**** Supplied data

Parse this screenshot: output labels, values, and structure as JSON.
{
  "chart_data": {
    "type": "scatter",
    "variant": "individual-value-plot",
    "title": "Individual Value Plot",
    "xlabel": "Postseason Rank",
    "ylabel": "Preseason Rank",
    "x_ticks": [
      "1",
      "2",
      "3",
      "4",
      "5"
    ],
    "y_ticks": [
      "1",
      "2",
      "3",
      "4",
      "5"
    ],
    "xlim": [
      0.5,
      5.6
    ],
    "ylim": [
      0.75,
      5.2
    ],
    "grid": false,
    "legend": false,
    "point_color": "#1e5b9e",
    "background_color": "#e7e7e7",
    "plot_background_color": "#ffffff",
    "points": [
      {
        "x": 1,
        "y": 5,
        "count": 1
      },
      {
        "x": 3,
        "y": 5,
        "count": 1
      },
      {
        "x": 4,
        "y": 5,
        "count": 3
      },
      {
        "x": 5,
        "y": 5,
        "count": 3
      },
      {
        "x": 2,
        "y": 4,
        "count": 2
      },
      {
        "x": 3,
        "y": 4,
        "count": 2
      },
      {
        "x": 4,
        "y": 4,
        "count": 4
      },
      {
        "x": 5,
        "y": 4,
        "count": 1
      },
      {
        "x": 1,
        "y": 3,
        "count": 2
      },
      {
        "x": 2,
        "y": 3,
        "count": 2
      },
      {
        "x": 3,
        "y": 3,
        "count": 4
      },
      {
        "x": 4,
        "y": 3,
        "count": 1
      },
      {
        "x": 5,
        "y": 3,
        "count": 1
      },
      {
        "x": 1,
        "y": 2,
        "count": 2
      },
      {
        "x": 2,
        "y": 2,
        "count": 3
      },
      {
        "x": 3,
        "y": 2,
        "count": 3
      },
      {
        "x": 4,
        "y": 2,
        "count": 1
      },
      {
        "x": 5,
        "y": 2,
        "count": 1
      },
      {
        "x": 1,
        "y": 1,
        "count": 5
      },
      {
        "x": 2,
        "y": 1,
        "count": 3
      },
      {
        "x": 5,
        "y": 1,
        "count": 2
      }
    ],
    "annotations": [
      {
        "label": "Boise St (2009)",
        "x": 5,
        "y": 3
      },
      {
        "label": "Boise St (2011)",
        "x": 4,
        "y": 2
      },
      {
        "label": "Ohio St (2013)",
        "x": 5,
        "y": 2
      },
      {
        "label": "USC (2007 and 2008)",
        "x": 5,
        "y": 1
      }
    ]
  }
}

********

» Written instruction: Word for word, write out the data.

» The answer:
Parse this screenshot: output labels, values, and structure as JSON.
{
  "chart_data": {
    "type": "scatter",
    "variant": "individual-value-plot",
    "title": "Individual Value Plot",
    "xlabel": "Postseason Rank",
    "ylabel": "Preseason Rank",
    "x_ticks": [
      "1",
      "2",
      "3",
      "4",
      "5"
    ],
    "y_ticks": [
      "1",
      "2",
      "3",
      "4",
      "5"
    ],
    "xlim": [
      0.5,
      5.6
    ],
    "ylim": [
      0.75,
      5.2
    ],
    "grid": false,
    "legend": false,
    "point_color": "#1e5b9e",
    "background_color": "#e7e7e7",
    "plot_background_color": "#ffffff",
    "points": [
      {
        "x": 1,
        "y": 5,
        "count": 1
      },
      {
        "x": 3,
        "y": 5,
        "count": 1
      },
      {
        "x": 4,
        "y": 5,
        "count": 3
      },
      {
        "x": 5,
        "y": 5,
        "count": 3
      },
      {
        "x": 2,
        "y": 4,
        "count": 2
      },
      {
        "x": 3,
        "y": 4,
        "count": 2
      },
      {
        "x": 4,
        "y": 4,
        "count": 4
      },
      {
        "x": 5,
        "y": 4,
        "count": 1
      },
      {
        "x": 1,
        "y": 3,
        "count": 2
      },
      {
        "x": 2,
        "y": 3,
        "count": 2
      },
      {
        "x": 3,
        "y": 3,
        "count": 4
      },
      {
        "x": 4,
        "y": 3,
        "count": 1
      },
      {
        "x": 5,
        "y": 3,
        "count": 1
      },
      {
        "x": 1,
        "y": 2,
        "count": 2
      },
      {
        "x": 2,
        "y": 2,
        "count": 3
      },
      {
        "x": 3,
        "y": 2,
        "count": 3
      },
      {
        "x": 4,
        "y": 2,
        "count": 1
      },
      {
        "x": 5,
        "y": 2,
        "count": 1
      },
      {
        "x": 1,
        "y": 1,
        "count": 5
      },
      {
        "x": 2,
        "y": 1,
        "count": 3
      },
      {
        "x": 5,
        "y": 1,
        "count": 2
      }
    ],
    "annotations": [
      {
        "label": "Boise St (2009)",
        "x": 5,
        "y": 3
      },
      {
        "label": "Boise St (2011)",
        "x": 4,
        "y": 2
      },
      {
        "label": "Ohio St (2013)",
        "x": 5,
        "y": 2
      },
      {
        "label": "USC (2007 and 2008)",
        "x": 5,
        "y": 1
      }
    ]
  }
}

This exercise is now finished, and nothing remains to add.